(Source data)
┌──
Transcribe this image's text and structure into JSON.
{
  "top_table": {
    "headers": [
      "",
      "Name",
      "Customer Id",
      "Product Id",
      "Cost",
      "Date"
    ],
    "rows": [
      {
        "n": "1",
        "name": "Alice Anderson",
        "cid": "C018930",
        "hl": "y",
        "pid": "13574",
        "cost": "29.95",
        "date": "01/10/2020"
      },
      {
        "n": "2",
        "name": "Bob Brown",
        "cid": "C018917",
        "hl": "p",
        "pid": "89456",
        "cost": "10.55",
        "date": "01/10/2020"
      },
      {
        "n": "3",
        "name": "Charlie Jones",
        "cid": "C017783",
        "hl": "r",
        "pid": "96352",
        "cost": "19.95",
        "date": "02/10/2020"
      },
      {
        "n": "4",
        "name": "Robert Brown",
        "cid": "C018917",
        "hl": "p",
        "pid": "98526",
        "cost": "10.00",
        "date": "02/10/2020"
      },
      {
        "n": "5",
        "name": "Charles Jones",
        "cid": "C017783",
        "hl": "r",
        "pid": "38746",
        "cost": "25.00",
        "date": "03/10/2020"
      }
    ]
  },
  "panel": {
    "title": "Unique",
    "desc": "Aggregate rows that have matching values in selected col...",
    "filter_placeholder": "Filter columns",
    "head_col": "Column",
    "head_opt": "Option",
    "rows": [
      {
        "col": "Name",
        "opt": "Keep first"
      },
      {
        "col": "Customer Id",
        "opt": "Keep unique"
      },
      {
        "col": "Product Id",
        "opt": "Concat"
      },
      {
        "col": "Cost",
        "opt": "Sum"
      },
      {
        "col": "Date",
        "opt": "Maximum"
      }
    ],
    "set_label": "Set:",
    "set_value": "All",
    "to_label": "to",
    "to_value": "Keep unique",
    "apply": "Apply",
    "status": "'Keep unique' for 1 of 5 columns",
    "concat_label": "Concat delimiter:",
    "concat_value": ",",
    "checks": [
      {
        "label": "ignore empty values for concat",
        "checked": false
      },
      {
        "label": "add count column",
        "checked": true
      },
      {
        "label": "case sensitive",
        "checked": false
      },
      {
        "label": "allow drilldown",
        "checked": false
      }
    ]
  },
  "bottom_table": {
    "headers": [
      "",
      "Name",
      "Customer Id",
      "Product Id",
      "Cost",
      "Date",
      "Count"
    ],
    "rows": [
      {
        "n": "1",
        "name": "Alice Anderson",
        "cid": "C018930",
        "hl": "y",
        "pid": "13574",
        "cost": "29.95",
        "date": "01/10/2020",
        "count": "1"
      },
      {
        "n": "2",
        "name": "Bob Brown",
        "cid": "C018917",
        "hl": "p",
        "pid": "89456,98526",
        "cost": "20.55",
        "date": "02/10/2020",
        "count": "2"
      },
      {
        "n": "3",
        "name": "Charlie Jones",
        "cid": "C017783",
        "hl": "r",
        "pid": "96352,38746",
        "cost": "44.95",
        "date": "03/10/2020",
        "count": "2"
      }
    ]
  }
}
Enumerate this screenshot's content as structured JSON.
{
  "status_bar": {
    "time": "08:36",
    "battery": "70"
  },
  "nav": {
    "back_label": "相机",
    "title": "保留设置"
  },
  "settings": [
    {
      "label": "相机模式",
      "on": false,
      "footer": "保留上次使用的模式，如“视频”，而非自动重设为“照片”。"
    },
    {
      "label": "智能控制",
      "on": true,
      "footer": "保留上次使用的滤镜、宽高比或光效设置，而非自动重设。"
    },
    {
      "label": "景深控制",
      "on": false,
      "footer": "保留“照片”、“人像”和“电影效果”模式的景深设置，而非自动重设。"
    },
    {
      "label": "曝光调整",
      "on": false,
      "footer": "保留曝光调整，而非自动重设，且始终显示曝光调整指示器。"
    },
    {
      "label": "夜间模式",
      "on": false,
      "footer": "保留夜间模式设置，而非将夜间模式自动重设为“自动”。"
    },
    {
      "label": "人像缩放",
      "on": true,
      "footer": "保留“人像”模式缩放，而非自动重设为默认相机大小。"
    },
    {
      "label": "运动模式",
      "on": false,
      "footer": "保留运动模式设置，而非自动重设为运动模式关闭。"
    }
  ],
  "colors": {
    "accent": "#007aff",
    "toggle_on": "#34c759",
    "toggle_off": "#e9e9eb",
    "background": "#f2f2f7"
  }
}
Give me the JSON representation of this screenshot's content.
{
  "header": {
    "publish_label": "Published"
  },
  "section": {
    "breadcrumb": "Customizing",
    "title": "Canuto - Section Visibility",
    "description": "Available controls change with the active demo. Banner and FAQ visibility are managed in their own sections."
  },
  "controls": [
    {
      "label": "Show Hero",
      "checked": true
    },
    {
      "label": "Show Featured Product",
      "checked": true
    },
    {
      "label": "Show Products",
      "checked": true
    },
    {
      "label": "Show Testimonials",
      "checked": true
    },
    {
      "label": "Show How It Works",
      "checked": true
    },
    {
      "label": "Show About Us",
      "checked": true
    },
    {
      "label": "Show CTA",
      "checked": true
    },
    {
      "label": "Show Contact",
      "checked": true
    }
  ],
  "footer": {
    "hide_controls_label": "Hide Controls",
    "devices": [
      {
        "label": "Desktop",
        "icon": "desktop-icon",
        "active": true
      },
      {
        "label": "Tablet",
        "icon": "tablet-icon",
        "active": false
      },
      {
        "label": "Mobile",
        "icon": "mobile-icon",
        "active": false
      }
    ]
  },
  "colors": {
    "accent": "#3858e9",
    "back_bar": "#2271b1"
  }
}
└──
CHALLENGE. Each line of the material above needs to be quoted exactly, please.

SOLUTION TO THIS EXERCISE.
Transcribe this image's text and structure into JSON.
{
  "top_table": {
    "headers": [
      "",
      "Name",
      "Customer Id",
      "Product Id",
      "Cost",
      "Date"
    ],
    "rows": [
      {
        "n": "1",
        "name": "Alice Anderson",
        "cid": "C018930",
        "hl": "y",
        "pid": "13574",
        "cost": "29.95",
        "date": "01/10/2020"
      },
      {
        "n": "2",
        "name": "Bob Brown",
        "cid": "C018917",
        "hl": "p",
        "pid": "89456",
        "cost": "10.55",
        "date": "01/10/2020"
      },
      {
        "n": "3",
        "name": "Charlie Jones",
        "cid": "C017783",
        "hl": "r",
        "pid": "96352",
        "cost": "19.95",
        "date": "02/10/2020"
      },
      {
        "n": "4",
        "name": "Robert Brown",
        "cid": "C018917",
        "hl": "p",
        "pid": "98526",
        "cost": "10.00",
        "date": "02/10/2020"
      },
      {
        "n": "5",
        "name": "Charles Jones",
        "cid": "C017783",
        "hl": "r",
        "pid": "38746",
        "cost": "25.00",
        "date": "03/10/2020"
      }
    ]
  },
  "panel": {
    "title": "Unique",
    "desc": "Aggregate rows that have matching values in selected col...",
    "filter_placeholder": "Filter columns",
    "head_col": "Column",
    "head_opt": "Option",
    "rows": [
      {
        "col": "Name",
        "opt": "Keep first"
      },
      {
        "col": "Customer Id",
        "opt": "Keep unique"
      },
      {
        "col": "Product Id",
        "opt": "Concat"
      },
      {
        "col": "Cost",
        "opt": "Sum"
      },
      {
        "col": "Date",
        "opt": "Maximum"
      }
    ],
    "set_label": "Set:",
    "set_value": "All",
    "to_label": "to",
    "to_value": "Keep unique",
    "apply": "Apply",
    "status": "'Keep unique' for 1 of 5 columns",
    "concat_label": "Concat delimiter:",
    "concat_value": ",",
    "checks": [
      {
        "label": "ignore empty values for concat",
        "checked": false
      },
      {
        "label": "add count column",
        "checked": true
      },
      {
        "label": "case sensitive",
        "checked": false
      },
      {
        "label": "allow drilldown",
        "checked": false
      }
    ]
  },
  "bottom_table": {
    "headers": [
      "",
      "Name",
      "Customer Id",
      "Product Id",
      "Cost",
      "Date",
      "Count"
    ],
    "rows": [
      {
        "n": "1",
        "name": "Alice Anderson",
        "cid": "C018930",
        "hl": "y",
        "pid": "13574",
        "cost": "29.95",
        "date": "01/10/2020",
        "count": "1"
      },
      {
        "n": "2",
        "name": "Bob Brown",
        "cid": "C018917",
        "hl": "p",
        "pid": "89456,98526",
        "cost": "20.55",
        "date": "02/10/2020",
        "count": "2"
      },
      {
        "n": "3",
        "name": "Charlie Jones",
        "cid": "C017783",
        "hl": "r",
        "pid": "96352,38746",
        "cost": "44.95",
        "date": "03/10/2020",
        "count": "2"
      }
    ]
  }
}
Enumerate this screenshot's content as structured JSON.
{
  "status_bar": {
    "time": "08:36",
    "battery": "70"
  },
  "nav": {
    "back_label": "相机",
    "title": "保留设置"
  },
  "settings": [
    {
      "label": "相机模式",
      "on": false,
      "footer": "保留上次使用的模式，如“视频”，而非自动重设为“照片”。"
    },
    {
      "label": "智能控制",
      "on": true,
      "footer": "保留上次使用的滤镜、宽高比或光效设置，而非自动重设。"
    },
    {
      "label": "景深控制",
      "on": false,
      "footer": "保留“照片”、“人像”和“电影效果”模式的景深设置，而非自动重设。"
    },
    {
      "label": "曝光调整",
      "on": false,
      "footer": "保留曝光调整，而非自动重设，且始终显示曝光调整指示器。"
    },
    {
      "label": "夜间模式",
      "on": false,
      "footer": "保留夜间模式设置，而非将夜间模式自动重设为“自动”。"
    },
    {
      "label": "人像缩放",
      "on": true,
      "footer": "保留“人像”模式缩放，而非自动重设为默认相机大小。"
    },
    {
      "label": "运动模式",
      "on": false,
      "footer": "保留运动模式设置，而非自动重设为运动模式关闭。"
    }
  ],
  "colors": {
    "accent": "#007aff",
    "toggle_on": "#34c759",
    "toggle_off": "#e9e9eb",
    "background": "#f2f2f7"
  }
}
Give me the JSON representation of this screenshot's content.
{
  "header": {
    "publish_label": "Published"
  },
  "section": {
    "breadcrumb": "Customizing",
    "title": "Canuto - Section Visibility",
    "description": "Available controls change with the active demo. Banner and FAQ visibility are managed in their own sections."
  },
  "controls": [
    {
      "label": "Show Hero",
      "checked": true
    },
    {
      "label": "Show Featured Product",
      "checked": true
    },
    {
      "label": "Show Products",
      "checked": true
    },
    {
      "label": "Show Testimonials",
      "checked": true
    },
    {
      "label": "Show How It Works",
      "checked": true
    },
    {
      "label": "Show About Us",
      "checked": true
    },
    {
      "label": "Show CTA",
      "checked": true
    },
    {
      "label": "Show Contact",
      "checked": true
    }
  ],
  "footer": {
    "hide_controls_label": "Hide Controls",
    "devices": [
      {
        "label": "Desktop",
        "icon": "desktop-icon",
        "active": true
      },
      {
        "label": "Tablet",
        "icon": "tablet-icon",
        "active": false
      },
      {
        "label": "Mobile",
        "icon": "mobile-icon",
        "active": false
      }
    ]
  },
  "colors": {
    "accent": "#3858e9",
    "back_bar": "#2271b1"
  }
}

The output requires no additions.